• **PROBLEM**
Locate the string "color" in the records below. Copy every line where it occurs.

• **LISTED RECORDS**
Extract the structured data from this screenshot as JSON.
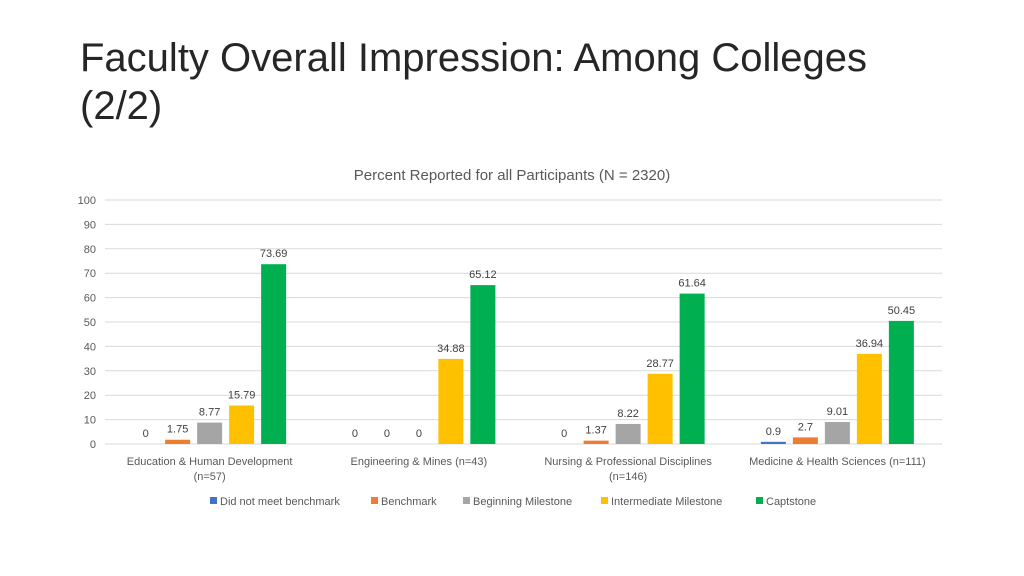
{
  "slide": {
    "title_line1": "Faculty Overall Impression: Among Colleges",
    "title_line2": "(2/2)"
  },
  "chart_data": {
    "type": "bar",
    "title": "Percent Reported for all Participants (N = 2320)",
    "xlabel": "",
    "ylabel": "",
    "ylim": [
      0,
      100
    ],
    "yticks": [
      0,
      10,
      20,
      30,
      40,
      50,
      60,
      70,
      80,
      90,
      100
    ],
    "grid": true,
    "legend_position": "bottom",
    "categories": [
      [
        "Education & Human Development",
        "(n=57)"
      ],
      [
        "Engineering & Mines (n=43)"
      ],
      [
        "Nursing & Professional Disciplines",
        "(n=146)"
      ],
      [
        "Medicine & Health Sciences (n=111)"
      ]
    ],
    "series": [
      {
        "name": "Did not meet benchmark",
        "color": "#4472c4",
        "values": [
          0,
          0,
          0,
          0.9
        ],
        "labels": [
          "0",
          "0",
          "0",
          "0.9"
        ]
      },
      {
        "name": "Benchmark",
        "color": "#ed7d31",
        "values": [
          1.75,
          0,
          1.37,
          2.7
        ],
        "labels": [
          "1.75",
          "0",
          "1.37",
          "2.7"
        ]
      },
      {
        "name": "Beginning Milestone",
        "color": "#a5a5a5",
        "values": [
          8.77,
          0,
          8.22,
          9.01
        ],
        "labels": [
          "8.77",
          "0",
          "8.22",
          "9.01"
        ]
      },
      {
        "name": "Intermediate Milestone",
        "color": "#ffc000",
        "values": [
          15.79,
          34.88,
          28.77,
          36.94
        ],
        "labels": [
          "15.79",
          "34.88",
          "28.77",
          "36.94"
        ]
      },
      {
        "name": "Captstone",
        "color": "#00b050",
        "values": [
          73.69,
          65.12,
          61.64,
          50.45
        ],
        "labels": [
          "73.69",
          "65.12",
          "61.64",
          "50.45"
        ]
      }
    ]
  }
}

• **RESULT**
        "color": "#4472c4",
        "color": "#ed7d31",
        "color": "#a5a5a5",
        "color": "#ffc000",
        "color": "#00b050",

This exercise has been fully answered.